Type out all the records word for word. Any pictures are to be left out.

=== RECORDS SHOWN ===

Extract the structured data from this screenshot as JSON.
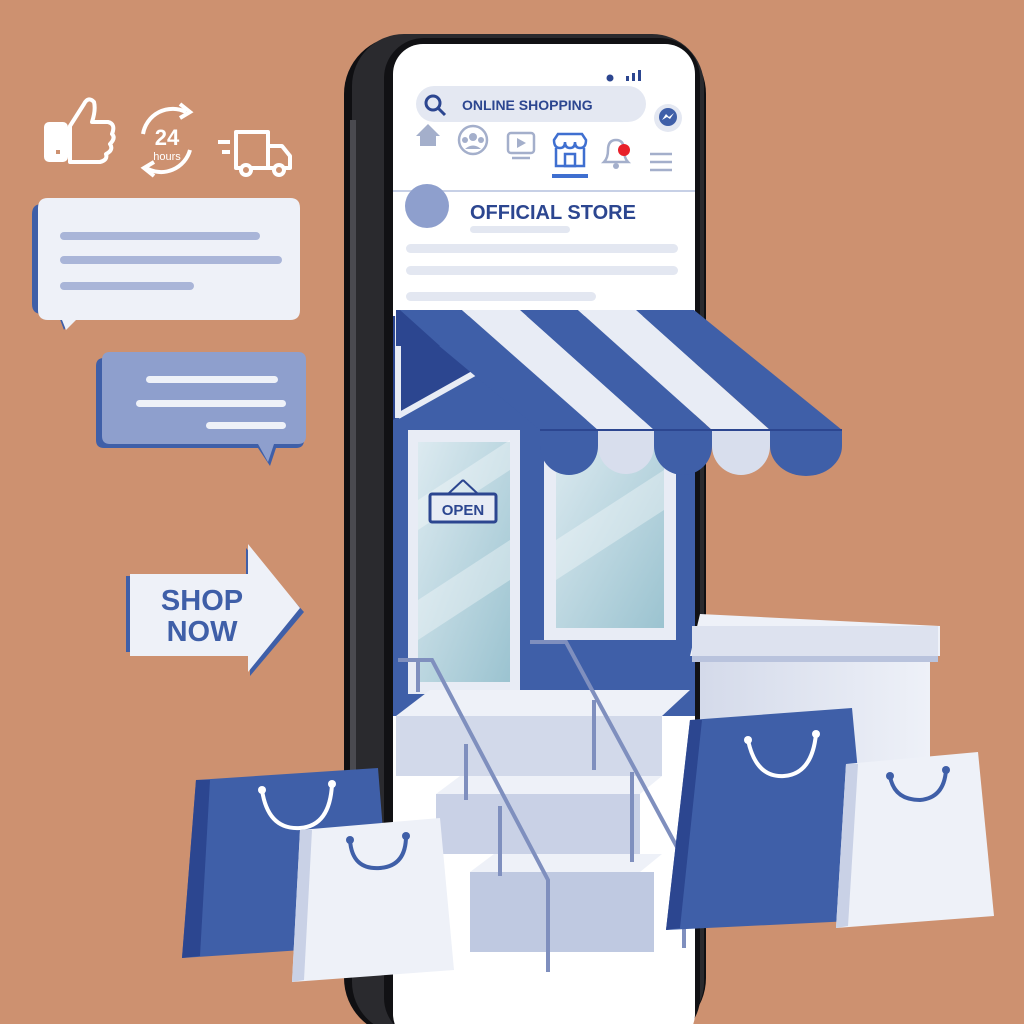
{
  "colors": {
    "background": "#CD9170",
    "brand_blue": "#3F5FA8",
    "dark_blue": "#2C4690",
    "light_panel": "#E8ECF5",
    "phone_frame": "#1A1A1D",
    "notification": "#E8202A"
  },
  "phone": {
    "search": {
      "placeholder": "ONLINE SHOPPING",
      "icon": "search-icon"
    },
    "messenger_icon": "messenger-icon",
    "nav_tabs": [
      {
        "icon": "home-icon",
        "active": false
      },
      {
        "icon": "groups-icon",
        "active": false
      },
      {
        "icon": "video-icon",
        "active": false
      },
      {
        "icon": "store-icon",
        "active": true
      },
      {
        "icon": "bell-icon",
        "active": false,
        "has_notification": true
      },
      {
        "icon": "menu-icon",
        "active": false
      }
    ],
    "post": {
      "title": "OFFICIAL STORE"
    }
  },
  "storefront": {
    "sign": "OPEN"
  },
  "badges": {
    "hours_number": "24",
    "hours_label": "hours",
    "icons": [
      "thumbs-up-icon",
      "24-hours-icon",
      "delivery-truck-icon"
    ]
  },
  "cta": {
    "line1": "SHOP",
    "line2": "NOW"
  }
}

===

• **OUTPUT FOR THIS EXERCISE**:
Extract the structured data from this screenshot as JSON.
{
  "colors": {
    "background": "#CD9170",
    "brand_blue": "#3F5FA8",
    "dark_blue": "#2C4690",
    "light_panel": "#E8ECF5",
    "phone_frame": "#1A1A1D",
    "notification": "#E8202A"
  },
  "phone": {
    "search": {
      "placeholder": "ONLINE SHOPPING",
      "icon": "search-icon"
    },
    "messenger_icon": "messenger-icon",
    "nav_tabs": [
      {
        "icon": "home-icon",
        "active": false
      },
      {
        "icon": "groups-icon",
        "active": false
      },
      {
        "icon": "video-icon",
        "active": false
      },
      {
        "icon": "store-icon",
        "active": true
      },
      {
        "icon": "bell-icon",
        "active": false,
        "has_notification": true
      },
      {
        "icon": "menu-icon",
        "active": false
      }
    ],
    "post": {
      "title": "OFFICIAL STORE"
    }
  },
  "storefront": {
    "sign": "OPEN"
  },
  "badges": {
    "hours_number": "24",
    "hours_label": "hours",
    "icons": [
      "thumbs-up-icon",
      "24-hours-icon",
      "delivery-truck-icon"
    ]
  },
  "cta": {
    "line1": "SHOP",
    "line2": "NOW"
  }
}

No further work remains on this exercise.